## Your task
Take the material below and write it all out again exactly.

-- START OF Records for the task --

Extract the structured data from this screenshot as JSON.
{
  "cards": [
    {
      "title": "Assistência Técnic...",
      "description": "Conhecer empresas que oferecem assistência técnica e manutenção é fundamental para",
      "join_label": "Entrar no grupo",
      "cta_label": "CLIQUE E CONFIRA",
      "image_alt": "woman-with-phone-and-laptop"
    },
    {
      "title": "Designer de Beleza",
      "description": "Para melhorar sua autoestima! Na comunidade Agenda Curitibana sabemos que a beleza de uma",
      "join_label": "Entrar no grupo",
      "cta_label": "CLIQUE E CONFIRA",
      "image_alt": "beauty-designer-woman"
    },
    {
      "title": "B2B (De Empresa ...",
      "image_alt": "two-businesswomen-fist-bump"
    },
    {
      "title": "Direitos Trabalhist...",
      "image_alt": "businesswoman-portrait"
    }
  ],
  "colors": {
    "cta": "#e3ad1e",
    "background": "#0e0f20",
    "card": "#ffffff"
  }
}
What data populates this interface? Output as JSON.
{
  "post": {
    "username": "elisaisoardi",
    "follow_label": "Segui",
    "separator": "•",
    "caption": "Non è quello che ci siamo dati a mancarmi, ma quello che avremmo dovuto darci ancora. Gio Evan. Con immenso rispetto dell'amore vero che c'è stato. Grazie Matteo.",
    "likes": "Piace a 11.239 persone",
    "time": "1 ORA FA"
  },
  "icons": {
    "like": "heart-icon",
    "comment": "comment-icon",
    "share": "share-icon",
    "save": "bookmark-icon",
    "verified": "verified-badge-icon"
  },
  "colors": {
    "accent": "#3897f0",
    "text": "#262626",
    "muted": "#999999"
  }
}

-- END OF Records for the task --

## Solution
Extract the structured data from this screenshot as JSON.
{
  "cards": [
    {
      "title": "Assistência Técnic...",
      "description": "Conhecer empresas que oferecem assistência técnica e manutenção é fundamental para",
      "join_label": "Entrar no grupo",
      "cta_label": "CLIQUE E CONFIRA",
      "image_alt": "woman-with-phone-and-laptop"
    },
    {
      "title": "Designer de Beleza",
      "description": "Para melhorar sua autoestima! Na comunidade Agenda Curitibana sabemos que a beleza de uma",
      "join_label": "Entrar no grupo",
      "cta_label": "CLIQUE E CONFIRA",
      "image_alt": "beauty-designer-woman"
    },
    {
      "title": "B2B (De Empresa ...",
      "image_alt": "two-businesswomen-fist-bump"
    },
    {
      "title": "Direitos Trabalhist...",
      "image_alt": "businesswoman-portrait"
    }
  ],
  "colors": {
    "cta": "#e3ad1e",
    "background": "#0e0f20",
    "card": "#ffffff"
  }
}
What data populates this interface? Output as JSON.
{
  "post": {
    "username": "elisaisoardi",
    "follow_label": "Segui",
    "separator": "•",
    "caption": "Non è quello che ci siamo dati a mancarmi, ma quello che avremmo dovuto darci ancora. Gio Evan. Con immenso rispetto dell'amore vero che c'è stato. Grazie Matteo.",
    "likes": "Piace a 11.239 persone",
    "time": "1 ORA FA"
  },
  "icons": {
    "like": "heart-icon",
    "comment": "comment-icon",
    "share": "share-icon",
    "save": "bookmark-icon",
    "verified": "verified-badge-icon"
  },
  "colors": {
    "accent": "#3897f0",
    "text": "#262626",
    "muted": "#999999"
  }
}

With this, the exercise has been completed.